To be done — Can you give back everything from the line containing "Patent image size: (1188, 842)." down to the line containing "The pins 42 is at (223, 705).", with "perspective" replaced by "isometric" and nothing else changed?
## Start
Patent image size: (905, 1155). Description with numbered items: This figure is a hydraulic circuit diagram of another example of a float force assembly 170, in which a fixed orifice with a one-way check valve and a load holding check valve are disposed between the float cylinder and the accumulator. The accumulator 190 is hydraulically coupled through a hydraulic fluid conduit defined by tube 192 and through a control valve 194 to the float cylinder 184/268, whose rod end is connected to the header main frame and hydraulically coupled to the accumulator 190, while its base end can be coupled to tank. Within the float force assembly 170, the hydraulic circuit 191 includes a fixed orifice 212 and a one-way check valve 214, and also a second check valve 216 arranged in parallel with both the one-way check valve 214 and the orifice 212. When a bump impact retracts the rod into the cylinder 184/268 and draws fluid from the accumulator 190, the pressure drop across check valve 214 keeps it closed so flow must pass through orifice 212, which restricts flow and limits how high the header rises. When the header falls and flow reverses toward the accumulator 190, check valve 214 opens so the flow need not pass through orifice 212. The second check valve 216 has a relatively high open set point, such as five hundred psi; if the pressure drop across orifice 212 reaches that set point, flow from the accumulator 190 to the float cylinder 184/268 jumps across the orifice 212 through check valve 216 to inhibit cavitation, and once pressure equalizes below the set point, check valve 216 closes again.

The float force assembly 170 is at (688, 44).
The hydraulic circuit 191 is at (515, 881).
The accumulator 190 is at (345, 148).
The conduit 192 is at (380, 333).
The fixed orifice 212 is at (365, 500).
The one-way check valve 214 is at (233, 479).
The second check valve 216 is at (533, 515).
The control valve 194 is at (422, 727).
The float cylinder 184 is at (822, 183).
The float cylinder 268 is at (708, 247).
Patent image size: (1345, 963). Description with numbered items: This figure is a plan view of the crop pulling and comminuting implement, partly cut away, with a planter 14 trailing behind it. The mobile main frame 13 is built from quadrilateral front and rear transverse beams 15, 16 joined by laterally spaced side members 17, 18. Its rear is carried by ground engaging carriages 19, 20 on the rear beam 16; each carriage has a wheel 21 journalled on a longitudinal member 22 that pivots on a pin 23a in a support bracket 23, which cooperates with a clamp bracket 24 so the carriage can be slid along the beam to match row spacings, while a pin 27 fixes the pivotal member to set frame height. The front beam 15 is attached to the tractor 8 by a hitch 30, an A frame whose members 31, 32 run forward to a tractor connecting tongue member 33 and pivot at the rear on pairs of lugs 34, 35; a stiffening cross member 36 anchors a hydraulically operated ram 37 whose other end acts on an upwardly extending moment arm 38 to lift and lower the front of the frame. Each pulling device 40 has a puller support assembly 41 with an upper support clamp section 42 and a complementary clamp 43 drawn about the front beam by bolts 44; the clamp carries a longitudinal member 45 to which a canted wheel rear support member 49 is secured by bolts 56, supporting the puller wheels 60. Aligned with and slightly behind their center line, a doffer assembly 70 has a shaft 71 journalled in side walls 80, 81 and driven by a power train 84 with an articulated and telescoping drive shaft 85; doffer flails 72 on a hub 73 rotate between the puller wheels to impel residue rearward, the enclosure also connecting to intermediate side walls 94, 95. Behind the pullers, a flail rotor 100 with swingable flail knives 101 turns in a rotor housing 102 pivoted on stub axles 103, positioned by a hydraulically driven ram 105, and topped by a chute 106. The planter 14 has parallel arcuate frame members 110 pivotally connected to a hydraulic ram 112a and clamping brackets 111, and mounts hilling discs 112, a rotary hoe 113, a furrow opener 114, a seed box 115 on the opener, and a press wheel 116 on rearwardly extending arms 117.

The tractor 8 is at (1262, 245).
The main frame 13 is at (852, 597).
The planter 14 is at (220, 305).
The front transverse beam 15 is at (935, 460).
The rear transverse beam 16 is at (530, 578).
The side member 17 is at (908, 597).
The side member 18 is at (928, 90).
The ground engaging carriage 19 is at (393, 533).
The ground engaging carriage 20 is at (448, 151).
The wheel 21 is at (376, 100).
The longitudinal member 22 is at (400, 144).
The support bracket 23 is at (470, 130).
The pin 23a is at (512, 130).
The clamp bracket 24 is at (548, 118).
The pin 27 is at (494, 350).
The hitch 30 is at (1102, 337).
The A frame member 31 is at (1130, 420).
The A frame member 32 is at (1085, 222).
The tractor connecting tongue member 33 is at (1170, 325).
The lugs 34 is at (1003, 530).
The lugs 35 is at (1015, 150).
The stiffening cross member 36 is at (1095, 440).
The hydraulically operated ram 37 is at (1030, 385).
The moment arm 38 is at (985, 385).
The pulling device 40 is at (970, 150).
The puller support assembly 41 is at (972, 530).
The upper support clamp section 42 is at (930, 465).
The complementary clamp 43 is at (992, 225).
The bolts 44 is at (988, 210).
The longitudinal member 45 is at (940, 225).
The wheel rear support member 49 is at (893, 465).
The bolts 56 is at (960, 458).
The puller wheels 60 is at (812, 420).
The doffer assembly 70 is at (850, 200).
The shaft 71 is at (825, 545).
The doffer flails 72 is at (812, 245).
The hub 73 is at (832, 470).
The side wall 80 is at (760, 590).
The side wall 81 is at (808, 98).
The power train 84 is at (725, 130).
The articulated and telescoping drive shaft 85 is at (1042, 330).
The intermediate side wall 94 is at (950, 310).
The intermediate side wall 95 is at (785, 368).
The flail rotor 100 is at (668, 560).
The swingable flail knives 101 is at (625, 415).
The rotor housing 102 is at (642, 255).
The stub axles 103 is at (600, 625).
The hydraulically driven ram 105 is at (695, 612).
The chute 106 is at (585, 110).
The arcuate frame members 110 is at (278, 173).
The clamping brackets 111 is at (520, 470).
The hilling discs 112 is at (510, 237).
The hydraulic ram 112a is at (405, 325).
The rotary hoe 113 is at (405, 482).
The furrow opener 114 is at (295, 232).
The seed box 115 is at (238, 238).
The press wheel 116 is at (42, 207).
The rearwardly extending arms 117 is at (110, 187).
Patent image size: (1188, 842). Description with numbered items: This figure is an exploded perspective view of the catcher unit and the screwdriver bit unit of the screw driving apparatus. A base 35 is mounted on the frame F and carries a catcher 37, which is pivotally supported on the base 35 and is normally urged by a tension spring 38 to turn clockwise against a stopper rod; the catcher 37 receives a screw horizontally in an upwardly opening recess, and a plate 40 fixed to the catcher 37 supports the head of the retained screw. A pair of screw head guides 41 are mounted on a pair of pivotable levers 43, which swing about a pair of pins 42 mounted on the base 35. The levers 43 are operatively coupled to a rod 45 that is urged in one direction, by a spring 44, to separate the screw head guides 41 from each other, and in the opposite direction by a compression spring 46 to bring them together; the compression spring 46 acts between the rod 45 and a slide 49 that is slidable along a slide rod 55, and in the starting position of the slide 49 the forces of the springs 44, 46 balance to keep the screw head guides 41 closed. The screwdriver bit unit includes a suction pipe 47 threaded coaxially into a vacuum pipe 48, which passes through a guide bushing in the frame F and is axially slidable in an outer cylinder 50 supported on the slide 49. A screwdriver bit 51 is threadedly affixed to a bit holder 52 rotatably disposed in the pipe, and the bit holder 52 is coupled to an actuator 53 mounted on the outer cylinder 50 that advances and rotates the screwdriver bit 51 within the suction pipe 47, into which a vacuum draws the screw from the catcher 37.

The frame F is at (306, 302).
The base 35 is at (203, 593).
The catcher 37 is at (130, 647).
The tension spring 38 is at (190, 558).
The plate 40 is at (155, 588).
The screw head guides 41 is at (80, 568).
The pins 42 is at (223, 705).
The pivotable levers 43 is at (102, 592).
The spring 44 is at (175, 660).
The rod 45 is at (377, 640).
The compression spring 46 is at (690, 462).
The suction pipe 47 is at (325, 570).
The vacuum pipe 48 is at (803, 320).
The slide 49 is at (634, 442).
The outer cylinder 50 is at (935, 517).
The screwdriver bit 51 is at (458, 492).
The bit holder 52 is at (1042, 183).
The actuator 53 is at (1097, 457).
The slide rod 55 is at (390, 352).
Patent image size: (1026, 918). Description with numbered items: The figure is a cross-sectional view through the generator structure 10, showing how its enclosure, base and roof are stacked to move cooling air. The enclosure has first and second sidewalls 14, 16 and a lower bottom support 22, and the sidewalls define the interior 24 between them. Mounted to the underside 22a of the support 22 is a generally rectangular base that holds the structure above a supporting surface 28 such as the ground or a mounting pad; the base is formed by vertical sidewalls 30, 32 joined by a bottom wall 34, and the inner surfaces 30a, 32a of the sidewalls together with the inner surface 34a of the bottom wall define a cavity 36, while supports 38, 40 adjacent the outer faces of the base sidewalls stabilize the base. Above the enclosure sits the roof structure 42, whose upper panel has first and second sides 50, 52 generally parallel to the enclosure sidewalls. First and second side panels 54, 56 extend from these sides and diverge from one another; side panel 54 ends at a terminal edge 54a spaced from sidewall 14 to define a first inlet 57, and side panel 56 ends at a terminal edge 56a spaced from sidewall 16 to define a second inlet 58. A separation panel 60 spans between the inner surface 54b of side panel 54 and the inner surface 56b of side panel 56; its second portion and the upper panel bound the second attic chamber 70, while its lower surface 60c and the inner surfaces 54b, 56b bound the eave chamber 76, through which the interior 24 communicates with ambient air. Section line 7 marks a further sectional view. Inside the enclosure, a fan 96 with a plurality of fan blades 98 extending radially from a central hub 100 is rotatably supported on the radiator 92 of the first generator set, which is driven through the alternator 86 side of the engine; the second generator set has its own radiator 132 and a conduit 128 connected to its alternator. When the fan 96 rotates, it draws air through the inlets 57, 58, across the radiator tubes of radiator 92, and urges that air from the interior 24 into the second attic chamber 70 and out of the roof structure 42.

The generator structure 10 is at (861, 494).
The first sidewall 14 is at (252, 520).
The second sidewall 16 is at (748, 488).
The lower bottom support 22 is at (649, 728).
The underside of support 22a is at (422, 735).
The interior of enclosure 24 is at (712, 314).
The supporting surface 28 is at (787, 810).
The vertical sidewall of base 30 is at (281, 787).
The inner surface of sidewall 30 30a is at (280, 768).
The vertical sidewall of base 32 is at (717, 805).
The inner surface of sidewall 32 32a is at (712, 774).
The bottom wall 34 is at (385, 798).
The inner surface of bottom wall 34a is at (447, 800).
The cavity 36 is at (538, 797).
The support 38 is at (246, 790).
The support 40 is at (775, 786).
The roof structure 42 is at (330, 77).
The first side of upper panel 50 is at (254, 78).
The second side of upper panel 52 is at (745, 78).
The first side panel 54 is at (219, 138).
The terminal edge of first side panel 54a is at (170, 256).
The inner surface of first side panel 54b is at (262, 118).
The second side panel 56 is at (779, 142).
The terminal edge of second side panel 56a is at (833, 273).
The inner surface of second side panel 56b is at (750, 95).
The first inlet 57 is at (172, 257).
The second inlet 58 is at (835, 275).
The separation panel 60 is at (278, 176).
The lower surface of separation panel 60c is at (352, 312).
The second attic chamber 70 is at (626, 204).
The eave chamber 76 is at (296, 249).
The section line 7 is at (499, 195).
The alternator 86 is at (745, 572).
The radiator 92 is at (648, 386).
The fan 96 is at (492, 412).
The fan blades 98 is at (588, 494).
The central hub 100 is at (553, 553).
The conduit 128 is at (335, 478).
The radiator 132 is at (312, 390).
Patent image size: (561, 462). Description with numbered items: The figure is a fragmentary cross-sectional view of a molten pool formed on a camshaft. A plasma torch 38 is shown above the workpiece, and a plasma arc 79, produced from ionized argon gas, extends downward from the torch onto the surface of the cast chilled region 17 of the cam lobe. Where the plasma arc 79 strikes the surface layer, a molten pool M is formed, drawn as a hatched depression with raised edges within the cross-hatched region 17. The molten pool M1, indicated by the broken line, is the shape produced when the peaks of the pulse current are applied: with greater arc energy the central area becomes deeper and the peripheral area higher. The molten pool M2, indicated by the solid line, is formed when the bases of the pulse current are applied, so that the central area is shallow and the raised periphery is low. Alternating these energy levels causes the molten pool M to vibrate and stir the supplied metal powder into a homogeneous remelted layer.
## End
Solution for this problem —
Patent image size: (1188, 842). Description with numbered items: This figure is an exploded isometric view of the catcher unit and the screwdriver bit unit of the screw driving apparatus. A base 35 is mounted on the frame F and carries a catcher 37, which is pivotally supported on the base 35 and is normally urged by a tension spring 38 to turn clockwise against a stopper rod; the catcher 37 receives a screw horizontally in an upwardly opening recess, and a plate 40 fixed to the catcher 37 supports the head of the retained screw. A pair of screw head guides 41 are mounted on a pair of pivotable levers 43, which swing about a pair of pins 42 mounted on the base 35. The levers 43 are operatively coupled to a rod 45 that is urged in one direction, by a spring 44, to separate the screw head guides 41 from each other, and in the opposite direction by a compression spring 46 to bring them together; the compression spring 46 acts between the rod 45 and a slide 49 that is slidable along a slide rod 55, and in the starting position of the slide 49 the forces of the springs 44, 46 balance to keep the screw head guides 41 closed. The screwdriver bit unit includes a suction pipe 47 threaded coaxially into a vacuum pipe 48, which passes through a guide bushing in the frame F and is axially slidable in an outer cylinder 50 supported on the slide 49. A screwdriver bit 51 is threadedly affixed to a bit holder 52 rotatably disposed in the pipe, and the bit holder 52 is coupled to an actuator 53 mounted on the outer cylinder 50 that advances and rotates the screwdriver bit 51 within the suction pipe 47, into which a vacuum draws the screw from the catcher 37.

The frame F is at (306, 302).
The base 35 is at (203, 593).
The catcher 37 is at (130, 647).
The tension spring 38 is at (190, 558).
The plate 40 is at (155, 588).
The screw head guides 41 is at (80, 568).
The pins 42 is at (223, 705).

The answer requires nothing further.